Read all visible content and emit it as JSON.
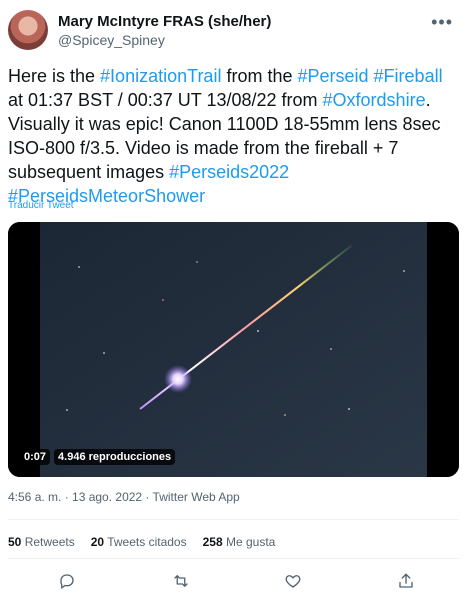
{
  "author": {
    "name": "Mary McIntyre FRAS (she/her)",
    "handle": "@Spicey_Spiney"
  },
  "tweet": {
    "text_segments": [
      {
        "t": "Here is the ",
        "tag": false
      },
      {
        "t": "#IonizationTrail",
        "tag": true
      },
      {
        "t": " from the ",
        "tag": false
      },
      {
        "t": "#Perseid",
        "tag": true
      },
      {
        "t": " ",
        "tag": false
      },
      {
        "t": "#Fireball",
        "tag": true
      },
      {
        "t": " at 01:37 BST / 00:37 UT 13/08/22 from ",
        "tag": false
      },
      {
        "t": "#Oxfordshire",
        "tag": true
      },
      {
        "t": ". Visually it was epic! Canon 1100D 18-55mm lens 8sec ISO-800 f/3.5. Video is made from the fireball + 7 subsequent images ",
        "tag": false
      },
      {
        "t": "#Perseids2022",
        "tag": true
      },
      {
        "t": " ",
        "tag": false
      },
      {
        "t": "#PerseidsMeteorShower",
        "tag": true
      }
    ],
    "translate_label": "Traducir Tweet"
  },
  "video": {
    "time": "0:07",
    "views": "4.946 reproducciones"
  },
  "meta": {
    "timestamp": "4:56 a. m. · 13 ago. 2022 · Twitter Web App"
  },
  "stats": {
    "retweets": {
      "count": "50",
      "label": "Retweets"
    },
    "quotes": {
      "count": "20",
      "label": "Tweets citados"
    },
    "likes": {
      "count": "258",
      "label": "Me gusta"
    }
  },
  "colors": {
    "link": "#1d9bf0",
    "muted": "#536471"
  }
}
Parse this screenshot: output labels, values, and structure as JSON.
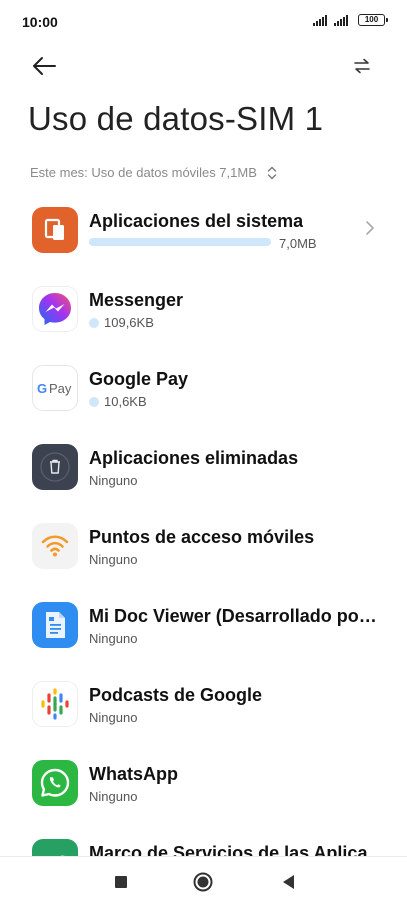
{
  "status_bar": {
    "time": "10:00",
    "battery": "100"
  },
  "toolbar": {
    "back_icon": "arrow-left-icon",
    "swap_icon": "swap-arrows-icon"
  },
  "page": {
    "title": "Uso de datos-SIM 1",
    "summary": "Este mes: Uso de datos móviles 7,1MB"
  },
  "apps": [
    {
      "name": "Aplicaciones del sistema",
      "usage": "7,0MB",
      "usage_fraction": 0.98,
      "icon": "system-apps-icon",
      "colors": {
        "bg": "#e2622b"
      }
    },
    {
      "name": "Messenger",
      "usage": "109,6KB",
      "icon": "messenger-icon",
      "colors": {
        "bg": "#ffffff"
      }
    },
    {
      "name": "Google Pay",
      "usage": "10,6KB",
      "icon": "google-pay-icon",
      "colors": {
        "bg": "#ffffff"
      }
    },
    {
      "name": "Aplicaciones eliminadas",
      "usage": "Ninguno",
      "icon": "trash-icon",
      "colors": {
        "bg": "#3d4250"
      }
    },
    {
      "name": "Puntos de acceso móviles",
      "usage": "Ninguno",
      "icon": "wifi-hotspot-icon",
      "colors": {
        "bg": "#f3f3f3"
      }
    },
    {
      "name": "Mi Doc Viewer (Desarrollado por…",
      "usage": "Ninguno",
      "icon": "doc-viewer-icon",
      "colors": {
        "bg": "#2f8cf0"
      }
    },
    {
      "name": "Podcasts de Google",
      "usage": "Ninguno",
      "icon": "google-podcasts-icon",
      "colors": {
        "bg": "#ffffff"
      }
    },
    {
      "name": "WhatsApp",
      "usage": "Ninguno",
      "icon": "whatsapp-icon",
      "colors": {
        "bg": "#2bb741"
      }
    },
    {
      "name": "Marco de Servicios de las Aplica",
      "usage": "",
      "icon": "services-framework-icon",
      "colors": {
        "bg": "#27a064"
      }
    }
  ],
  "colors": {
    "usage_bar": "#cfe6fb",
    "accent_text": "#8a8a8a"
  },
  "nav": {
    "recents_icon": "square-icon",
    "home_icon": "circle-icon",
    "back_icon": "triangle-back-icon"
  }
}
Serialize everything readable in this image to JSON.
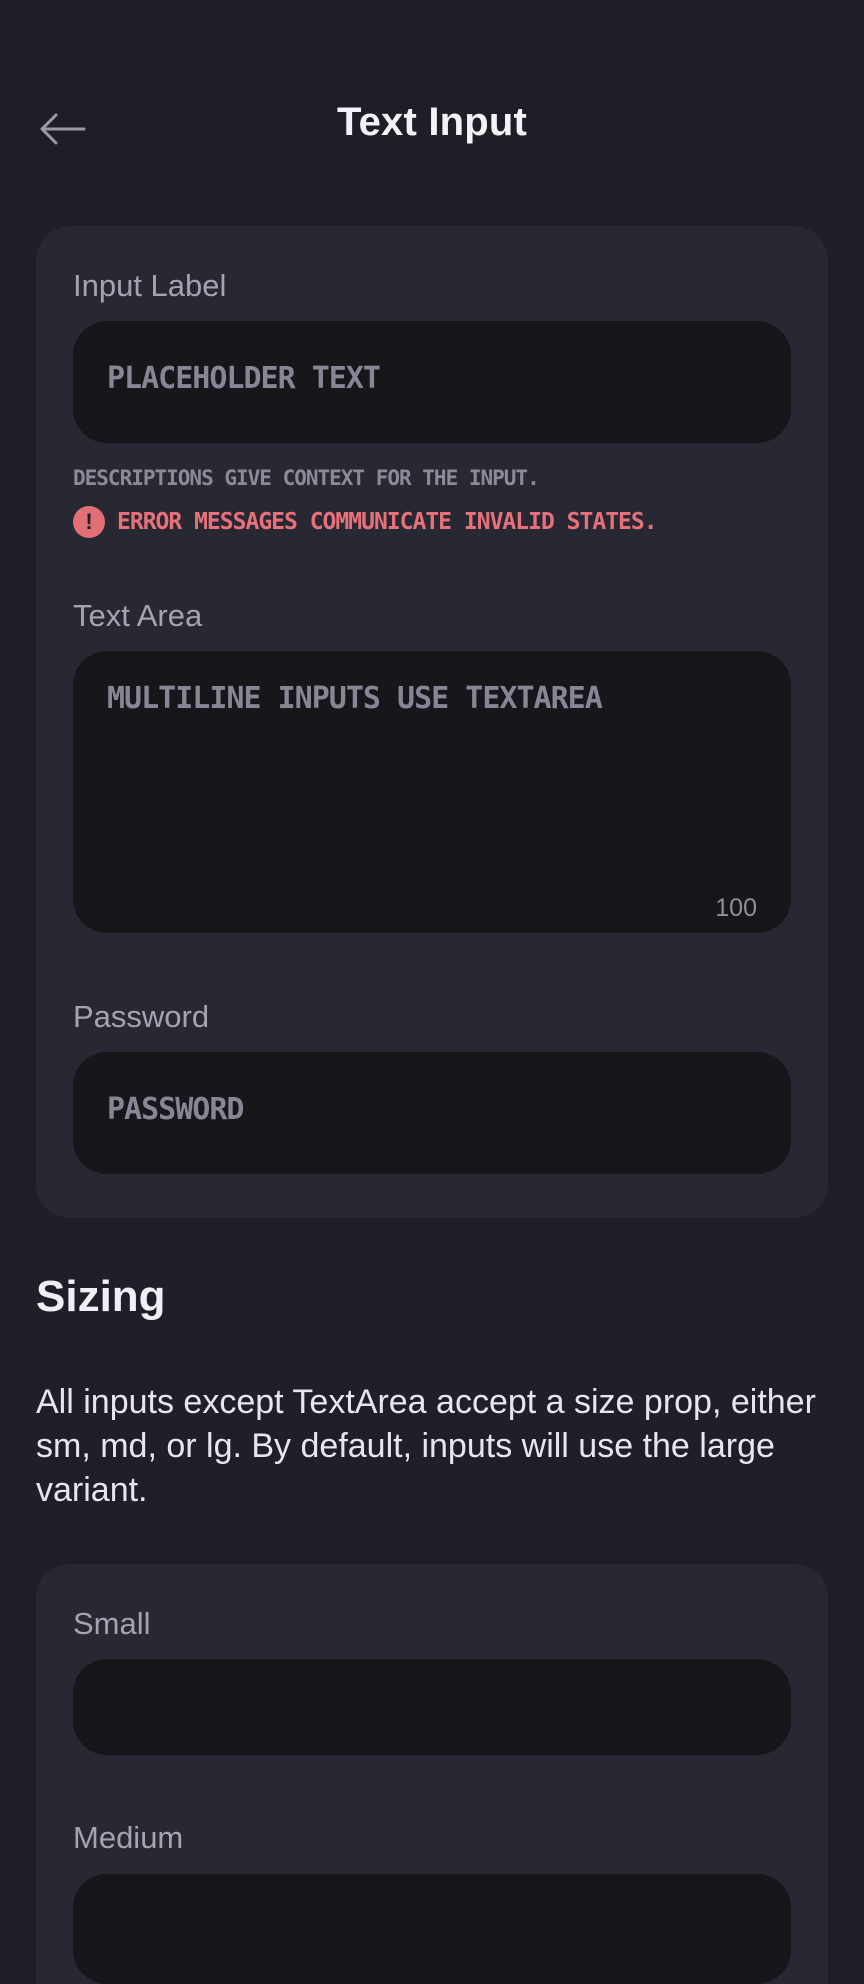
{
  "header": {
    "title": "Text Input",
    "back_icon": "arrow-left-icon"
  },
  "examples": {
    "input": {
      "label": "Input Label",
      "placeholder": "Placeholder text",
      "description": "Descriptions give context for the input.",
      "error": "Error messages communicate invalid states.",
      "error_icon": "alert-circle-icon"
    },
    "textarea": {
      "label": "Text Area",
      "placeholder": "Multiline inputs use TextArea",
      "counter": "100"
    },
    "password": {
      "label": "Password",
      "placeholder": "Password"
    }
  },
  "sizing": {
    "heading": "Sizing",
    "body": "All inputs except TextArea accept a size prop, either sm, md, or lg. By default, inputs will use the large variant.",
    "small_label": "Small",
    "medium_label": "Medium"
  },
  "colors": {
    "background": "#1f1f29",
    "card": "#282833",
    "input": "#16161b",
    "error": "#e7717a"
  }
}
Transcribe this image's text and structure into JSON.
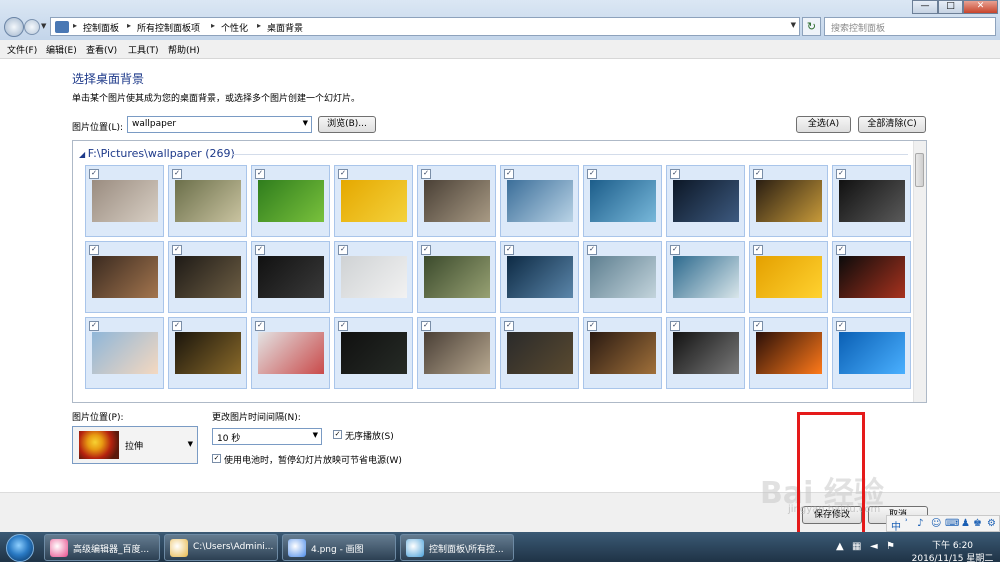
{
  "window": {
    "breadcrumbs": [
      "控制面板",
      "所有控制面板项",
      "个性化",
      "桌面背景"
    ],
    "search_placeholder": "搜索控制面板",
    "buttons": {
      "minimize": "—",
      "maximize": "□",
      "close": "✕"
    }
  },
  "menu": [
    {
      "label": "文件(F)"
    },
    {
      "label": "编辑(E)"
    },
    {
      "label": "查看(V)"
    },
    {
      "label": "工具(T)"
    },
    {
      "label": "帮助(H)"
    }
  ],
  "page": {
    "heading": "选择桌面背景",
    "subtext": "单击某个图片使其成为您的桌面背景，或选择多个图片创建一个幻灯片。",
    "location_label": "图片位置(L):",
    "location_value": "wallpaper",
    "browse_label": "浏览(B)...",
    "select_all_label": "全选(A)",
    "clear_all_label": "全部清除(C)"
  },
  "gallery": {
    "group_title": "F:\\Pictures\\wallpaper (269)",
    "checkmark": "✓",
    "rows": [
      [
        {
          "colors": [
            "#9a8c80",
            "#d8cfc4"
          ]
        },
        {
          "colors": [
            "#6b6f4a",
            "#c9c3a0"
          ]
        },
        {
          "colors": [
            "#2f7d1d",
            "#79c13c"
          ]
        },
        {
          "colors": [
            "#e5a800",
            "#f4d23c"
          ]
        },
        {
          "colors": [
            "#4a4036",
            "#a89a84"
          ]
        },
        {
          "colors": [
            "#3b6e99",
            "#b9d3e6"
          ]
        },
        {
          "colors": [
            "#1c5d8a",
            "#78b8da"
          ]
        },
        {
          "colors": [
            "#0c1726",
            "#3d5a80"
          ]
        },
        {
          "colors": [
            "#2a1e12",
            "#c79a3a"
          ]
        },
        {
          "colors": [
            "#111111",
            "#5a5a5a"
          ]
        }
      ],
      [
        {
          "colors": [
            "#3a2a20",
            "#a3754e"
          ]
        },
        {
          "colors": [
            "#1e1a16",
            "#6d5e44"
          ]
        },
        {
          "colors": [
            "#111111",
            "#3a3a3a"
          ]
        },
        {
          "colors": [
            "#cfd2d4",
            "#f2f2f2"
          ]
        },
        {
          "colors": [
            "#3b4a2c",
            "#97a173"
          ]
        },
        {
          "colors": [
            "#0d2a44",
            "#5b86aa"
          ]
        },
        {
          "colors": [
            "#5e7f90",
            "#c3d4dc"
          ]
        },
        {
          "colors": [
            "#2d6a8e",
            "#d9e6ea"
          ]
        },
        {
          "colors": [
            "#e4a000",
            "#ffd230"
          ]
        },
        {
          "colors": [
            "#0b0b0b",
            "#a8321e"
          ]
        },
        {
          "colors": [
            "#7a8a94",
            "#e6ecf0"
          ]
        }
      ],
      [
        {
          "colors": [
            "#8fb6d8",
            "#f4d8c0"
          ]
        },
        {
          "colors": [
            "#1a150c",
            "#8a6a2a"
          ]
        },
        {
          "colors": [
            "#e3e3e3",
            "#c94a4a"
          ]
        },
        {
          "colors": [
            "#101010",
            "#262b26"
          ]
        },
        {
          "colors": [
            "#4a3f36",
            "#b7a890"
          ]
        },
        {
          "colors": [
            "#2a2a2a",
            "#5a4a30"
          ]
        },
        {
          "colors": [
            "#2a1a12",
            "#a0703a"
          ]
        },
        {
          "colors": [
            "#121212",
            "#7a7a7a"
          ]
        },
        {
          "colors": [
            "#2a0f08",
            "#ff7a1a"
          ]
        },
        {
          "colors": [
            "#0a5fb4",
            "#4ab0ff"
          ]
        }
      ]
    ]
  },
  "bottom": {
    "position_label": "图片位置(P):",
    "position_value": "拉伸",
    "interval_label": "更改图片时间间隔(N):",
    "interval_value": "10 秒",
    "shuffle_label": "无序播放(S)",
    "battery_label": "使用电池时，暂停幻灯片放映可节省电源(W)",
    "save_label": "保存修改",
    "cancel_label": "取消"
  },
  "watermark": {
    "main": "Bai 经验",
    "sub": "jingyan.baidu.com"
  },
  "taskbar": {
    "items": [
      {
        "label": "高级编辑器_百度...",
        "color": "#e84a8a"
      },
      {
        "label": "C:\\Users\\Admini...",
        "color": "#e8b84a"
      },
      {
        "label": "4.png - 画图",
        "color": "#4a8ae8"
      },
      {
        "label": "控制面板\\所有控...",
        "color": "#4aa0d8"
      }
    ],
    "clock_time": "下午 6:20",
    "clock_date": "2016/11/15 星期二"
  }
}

____________________

◆ **DIRECTIONS FOR THIS TASK**
From the data above, copy each line where the string "Aplicaciones" appears.

◆ **TASK SOLUTION**
      "name": "Aplicaciones del sistema",
      "name": "Aplicaciones eliminadas",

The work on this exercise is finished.